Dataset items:

..............................

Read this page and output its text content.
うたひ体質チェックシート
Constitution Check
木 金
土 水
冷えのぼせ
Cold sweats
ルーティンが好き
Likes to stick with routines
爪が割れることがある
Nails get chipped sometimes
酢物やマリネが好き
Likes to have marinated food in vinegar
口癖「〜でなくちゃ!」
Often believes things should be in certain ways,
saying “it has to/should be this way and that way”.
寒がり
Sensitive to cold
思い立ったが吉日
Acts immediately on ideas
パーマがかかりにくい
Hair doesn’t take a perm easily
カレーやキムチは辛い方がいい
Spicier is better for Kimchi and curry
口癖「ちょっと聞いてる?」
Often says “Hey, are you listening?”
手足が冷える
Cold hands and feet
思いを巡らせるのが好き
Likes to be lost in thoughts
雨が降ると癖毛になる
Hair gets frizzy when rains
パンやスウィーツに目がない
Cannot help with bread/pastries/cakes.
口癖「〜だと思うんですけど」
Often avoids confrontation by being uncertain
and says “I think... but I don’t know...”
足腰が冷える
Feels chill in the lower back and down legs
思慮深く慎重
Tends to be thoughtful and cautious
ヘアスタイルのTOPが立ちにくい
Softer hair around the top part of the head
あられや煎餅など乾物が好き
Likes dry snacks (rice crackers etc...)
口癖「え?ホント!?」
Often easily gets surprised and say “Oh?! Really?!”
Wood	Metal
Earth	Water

..............................

# Short problem
Please reproduce each record precisely as written.

# Exercise result
Read this page and output its text content.
うたひ体質チェックシート
Constitution Check
木 金
土 水
冷えのぼせ
Cold sweats
ルーティンが好き
Likes to stick with routines
爪が割れることがある
Nails get chipped sometimes
酢物やマリネが好き
Likes to have marinated food in vinegar
口癖「〜でなくちゃ!」
Often believes things should be in certain ways,
saying “it has to/should be this way and that way”.
寒がり
Sensitive to cold
思い立ったが吉日
Acts immediately on ideas
パーマがかかりにくい
Hair doesn’t take a perm easily
カレーやキムチは辛い方がいい
Spicier is better for Kimchi and curry
口癖「ちょっと聞いてる?」
Often says “Hey, are you listening?”
手足が冷える
Cold hands and feet
思いを巡らせるのが好き
Likes to be lost in thoughts
雨が降ると癖毛になる
Hair gets frizzy when rains
パンやスウィーツに目がない
Cannot help with bread/pastries/cakes.
口癖「〜だと思うんですけど」
Often avoids confrontation by being uncertain
and says “I think... but I don’t know...”
足腰が冷える
Feels chill in the lower back and down legs
思慮深く慎重
Tends to be thoughtful and cautious
ヘアスタイルのTOPが立ちにくい
Softer hair around the top part of the head
あられや煎餅など乾物が好き
Likes dry snacks (rice crackers etc...)
口癖「え?ホント!?」
Often easily gets surprised and say “Oh?! Really?!”
Wood	Metal
Earth	Water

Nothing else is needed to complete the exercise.